▶ Problem: Using the records below, report how many lines hold "tình", with no extra text.

▶ Information supplied:

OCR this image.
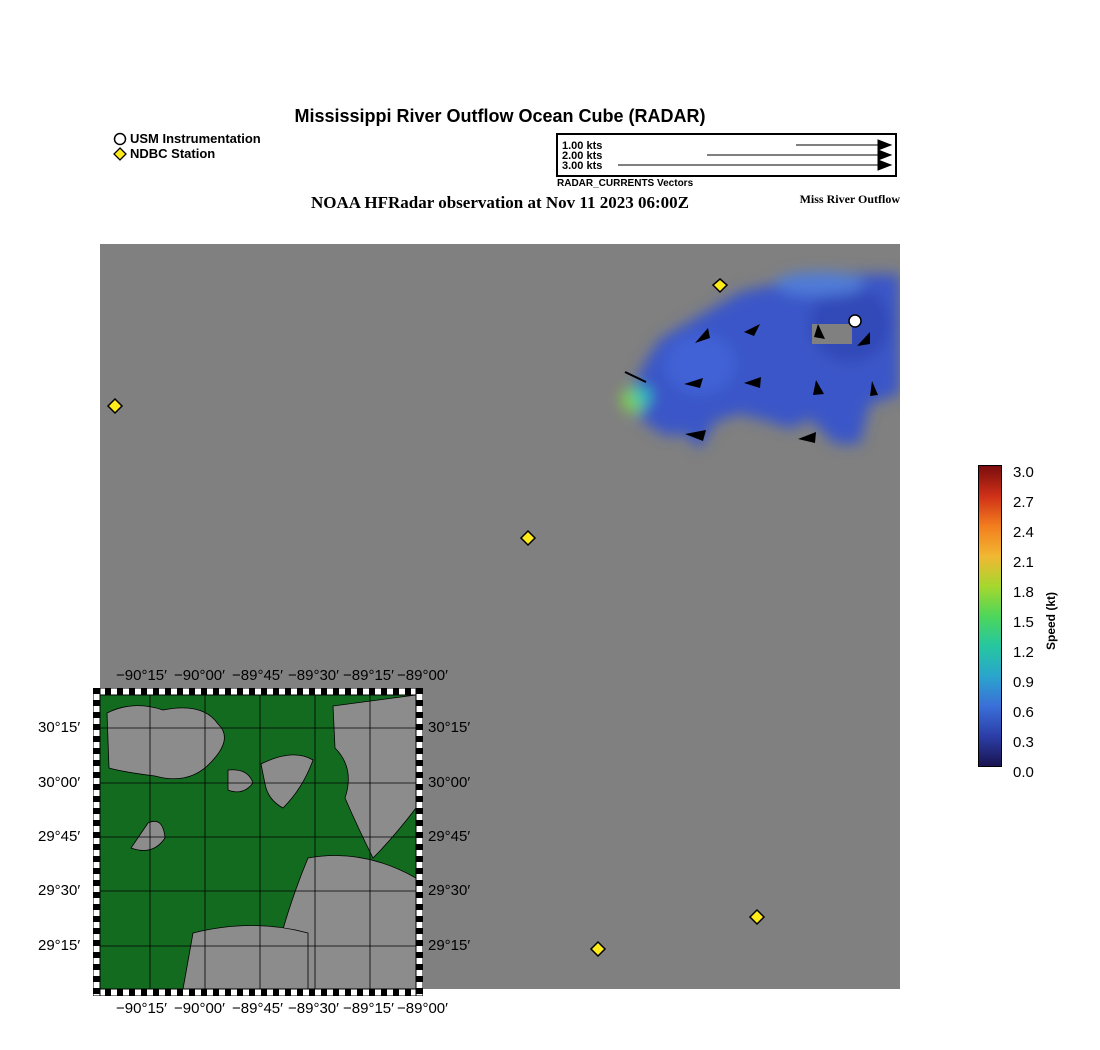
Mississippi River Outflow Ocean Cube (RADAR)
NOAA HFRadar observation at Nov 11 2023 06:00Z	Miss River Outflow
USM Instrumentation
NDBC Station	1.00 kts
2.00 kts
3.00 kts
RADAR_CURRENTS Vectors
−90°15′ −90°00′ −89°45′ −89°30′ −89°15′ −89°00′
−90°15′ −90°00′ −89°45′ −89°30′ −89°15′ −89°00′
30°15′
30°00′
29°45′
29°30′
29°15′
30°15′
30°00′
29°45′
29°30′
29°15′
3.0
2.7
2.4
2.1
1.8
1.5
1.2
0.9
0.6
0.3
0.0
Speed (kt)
---
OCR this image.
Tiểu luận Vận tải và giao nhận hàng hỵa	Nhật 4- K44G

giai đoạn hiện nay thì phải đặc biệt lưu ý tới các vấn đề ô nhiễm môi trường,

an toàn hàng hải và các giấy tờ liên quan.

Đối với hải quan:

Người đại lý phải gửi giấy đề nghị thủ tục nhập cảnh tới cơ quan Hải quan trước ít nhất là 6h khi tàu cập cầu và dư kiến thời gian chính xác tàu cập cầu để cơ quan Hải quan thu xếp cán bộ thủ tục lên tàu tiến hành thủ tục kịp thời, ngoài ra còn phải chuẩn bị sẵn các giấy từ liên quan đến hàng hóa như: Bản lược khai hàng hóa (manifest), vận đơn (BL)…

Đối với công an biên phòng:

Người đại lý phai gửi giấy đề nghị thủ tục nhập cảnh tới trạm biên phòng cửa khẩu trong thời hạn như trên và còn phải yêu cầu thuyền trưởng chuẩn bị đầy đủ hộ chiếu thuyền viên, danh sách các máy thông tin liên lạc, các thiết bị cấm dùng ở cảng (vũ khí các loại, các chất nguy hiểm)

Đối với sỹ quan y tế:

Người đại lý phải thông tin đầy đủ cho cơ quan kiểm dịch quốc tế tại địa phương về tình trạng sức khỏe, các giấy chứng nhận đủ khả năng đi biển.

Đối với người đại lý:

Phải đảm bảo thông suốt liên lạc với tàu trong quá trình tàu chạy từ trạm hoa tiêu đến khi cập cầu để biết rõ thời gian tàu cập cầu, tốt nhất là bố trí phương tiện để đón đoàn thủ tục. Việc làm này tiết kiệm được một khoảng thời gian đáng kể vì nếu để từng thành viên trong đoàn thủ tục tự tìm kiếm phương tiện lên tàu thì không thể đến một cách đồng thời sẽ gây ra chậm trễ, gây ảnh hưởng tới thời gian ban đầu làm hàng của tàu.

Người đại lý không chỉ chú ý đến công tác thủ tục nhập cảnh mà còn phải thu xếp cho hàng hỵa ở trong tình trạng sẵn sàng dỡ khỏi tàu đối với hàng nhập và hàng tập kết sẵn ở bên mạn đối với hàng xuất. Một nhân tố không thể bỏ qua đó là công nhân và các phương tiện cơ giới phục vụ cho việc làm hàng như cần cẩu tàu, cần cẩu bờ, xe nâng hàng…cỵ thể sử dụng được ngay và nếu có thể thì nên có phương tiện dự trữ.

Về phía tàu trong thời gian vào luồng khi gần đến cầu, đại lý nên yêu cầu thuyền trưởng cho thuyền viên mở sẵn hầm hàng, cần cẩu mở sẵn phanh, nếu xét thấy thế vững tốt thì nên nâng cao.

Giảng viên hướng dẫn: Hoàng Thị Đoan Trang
==
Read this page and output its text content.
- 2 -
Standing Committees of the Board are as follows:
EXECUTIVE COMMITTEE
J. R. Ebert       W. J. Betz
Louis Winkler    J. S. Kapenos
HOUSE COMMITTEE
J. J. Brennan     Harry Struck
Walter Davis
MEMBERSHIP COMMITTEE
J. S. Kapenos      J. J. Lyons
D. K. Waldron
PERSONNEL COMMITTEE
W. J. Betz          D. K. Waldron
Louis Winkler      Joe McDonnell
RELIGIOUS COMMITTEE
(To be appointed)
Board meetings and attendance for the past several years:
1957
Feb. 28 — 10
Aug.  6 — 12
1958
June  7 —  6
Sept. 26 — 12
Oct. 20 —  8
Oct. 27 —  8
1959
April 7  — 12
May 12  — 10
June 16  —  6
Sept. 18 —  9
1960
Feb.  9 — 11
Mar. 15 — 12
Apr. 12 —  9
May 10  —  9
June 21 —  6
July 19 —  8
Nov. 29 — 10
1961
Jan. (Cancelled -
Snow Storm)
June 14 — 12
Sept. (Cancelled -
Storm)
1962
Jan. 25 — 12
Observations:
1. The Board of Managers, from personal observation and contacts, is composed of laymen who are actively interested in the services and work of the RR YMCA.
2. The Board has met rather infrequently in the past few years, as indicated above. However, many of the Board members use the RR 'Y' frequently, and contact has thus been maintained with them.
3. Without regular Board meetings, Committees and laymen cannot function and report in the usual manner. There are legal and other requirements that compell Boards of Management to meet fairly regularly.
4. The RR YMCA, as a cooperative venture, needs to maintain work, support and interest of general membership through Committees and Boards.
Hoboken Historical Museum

▶ Result: 2